- WHAT YOU NEED TO DO -
Print the passage of the interview transcript below verbatim, from "I mean it was" up to and including "it wasn't good.".

I've never been in that situation and it was really dark actually.

Speaker 2:

I mean it was a really dark few months when I had to go through my edits and where my editors like hey, what did they feel here and what was this like in this situation, and I was like, well, it wasn't good.

Speaker 2:

And I mean I really dig and try and figure out like what would that be to stand there in the freezing cold and I've got a gun in my pocket and I have to commit murder? And even though it's for the sake of my people, it's still murder. And so I mean it's just really hard to say, like what the ratio is, but it's very much inspired by very real jobs that they did and the like the hunger winter that really happened and the way these people had to try and survive is pretty well based in. It's based, in fact, and I just did the best I could with the information I had and trying to make it. Also, you know, I'm trying to weave in my story and keep it engaging and move it along. So yeah, I don't know if that really answers the question, but no, I mean, I think it does.

Speaker 1:

I think with a lot of nonfictionists not sorry, not in with a lot of historical fiction. You base it in fact and you base it in a situation and then you kind of go from there Maybe base it with one or two characters that might be real or based on real people and then kind of expand around that. I'm curious. We've talked to other fiction authors before about how they plan out their stories or if they do plan out their stories and kind of the brainstorming that goes into that. Do you, are you one of the people who just kind of flies by, they see their pants and figures it out along the way, or do you sit down and methodically go through the story before?

- GIVEN INFORMATION -
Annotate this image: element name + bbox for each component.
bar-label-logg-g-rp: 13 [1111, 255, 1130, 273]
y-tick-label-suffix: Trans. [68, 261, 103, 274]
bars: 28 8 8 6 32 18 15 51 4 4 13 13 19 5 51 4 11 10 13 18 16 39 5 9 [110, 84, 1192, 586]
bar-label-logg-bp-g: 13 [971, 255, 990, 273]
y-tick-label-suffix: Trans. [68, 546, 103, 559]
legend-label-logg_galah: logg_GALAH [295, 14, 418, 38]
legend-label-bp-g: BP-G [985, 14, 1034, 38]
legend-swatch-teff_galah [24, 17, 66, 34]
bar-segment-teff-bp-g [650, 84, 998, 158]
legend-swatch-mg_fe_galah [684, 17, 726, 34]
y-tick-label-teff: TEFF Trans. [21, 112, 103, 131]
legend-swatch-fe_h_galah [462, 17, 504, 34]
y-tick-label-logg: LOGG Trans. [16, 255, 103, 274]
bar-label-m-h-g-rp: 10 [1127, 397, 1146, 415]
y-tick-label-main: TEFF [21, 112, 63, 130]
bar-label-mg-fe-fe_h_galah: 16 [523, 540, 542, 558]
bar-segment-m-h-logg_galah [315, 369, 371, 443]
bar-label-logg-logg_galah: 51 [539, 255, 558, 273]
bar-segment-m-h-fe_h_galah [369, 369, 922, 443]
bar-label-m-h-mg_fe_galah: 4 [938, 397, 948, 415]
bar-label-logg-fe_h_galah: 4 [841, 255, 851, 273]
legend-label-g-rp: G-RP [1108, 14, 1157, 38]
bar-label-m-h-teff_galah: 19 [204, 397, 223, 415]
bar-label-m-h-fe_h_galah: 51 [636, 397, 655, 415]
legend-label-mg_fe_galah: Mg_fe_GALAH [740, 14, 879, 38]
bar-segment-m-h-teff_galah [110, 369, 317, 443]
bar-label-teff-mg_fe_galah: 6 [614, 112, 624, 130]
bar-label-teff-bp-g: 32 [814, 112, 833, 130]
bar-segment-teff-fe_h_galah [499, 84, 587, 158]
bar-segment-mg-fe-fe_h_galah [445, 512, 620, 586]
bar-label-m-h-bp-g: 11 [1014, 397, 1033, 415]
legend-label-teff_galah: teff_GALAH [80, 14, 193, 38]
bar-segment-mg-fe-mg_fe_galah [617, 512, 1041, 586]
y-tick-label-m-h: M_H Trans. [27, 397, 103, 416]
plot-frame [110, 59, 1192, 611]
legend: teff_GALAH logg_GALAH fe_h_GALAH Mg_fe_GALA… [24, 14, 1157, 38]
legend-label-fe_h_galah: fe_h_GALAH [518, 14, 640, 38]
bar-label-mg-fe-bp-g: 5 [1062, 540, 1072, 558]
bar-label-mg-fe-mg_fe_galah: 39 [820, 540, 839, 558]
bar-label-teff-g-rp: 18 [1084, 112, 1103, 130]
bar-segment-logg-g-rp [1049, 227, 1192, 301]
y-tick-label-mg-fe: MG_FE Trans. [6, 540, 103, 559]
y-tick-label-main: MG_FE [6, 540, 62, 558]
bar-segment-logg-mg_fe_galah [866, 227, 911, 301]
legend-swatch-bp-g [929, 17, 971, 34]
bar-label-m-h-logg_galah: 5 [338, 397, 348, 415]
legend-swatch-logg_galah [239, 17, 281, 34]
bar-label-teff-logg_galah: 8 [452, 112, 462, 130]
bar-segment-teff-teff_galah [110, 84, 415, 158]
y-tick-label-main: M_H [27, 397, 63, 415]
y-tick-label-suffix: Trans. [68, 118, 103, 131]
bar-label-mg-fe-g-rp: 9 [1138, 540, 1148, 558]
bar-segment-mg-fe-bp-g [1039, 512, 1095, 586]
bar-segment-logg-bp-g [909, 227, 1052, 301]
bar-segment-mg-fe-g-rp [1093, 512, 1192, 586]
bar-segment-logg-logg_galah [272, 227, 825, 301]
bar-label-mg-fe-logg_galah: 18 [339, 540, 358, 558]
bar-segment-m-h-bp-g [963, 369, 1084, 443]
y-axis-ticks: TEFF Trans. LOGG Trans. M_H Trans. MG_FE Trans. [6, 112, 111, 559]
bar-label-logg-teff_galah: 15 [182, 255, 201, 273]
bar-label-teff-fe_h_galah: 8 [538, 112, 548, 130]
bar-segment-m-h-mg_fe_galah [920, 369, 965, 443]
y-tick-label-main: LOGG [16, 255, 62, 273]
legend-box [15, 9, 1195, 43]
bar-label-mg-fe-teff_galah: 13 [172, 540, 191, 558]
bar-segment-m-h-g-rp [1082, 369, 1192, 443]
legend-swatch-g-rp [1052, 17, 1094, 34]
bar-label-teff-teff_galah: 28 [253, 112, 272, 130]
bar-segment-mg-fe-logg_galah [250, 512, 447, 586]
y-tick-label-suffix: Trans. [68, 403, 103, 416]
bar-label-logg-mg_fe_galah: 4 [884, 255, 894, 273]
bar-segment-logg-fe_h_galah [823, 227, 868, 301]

- SOLUTION FOR THIS PROBLEM -
I mean it was a really dark few months when I had to go through my edits and where my editors like hey, what did they feel here and what was this like in this situation, and I was like, well, it wasn't good.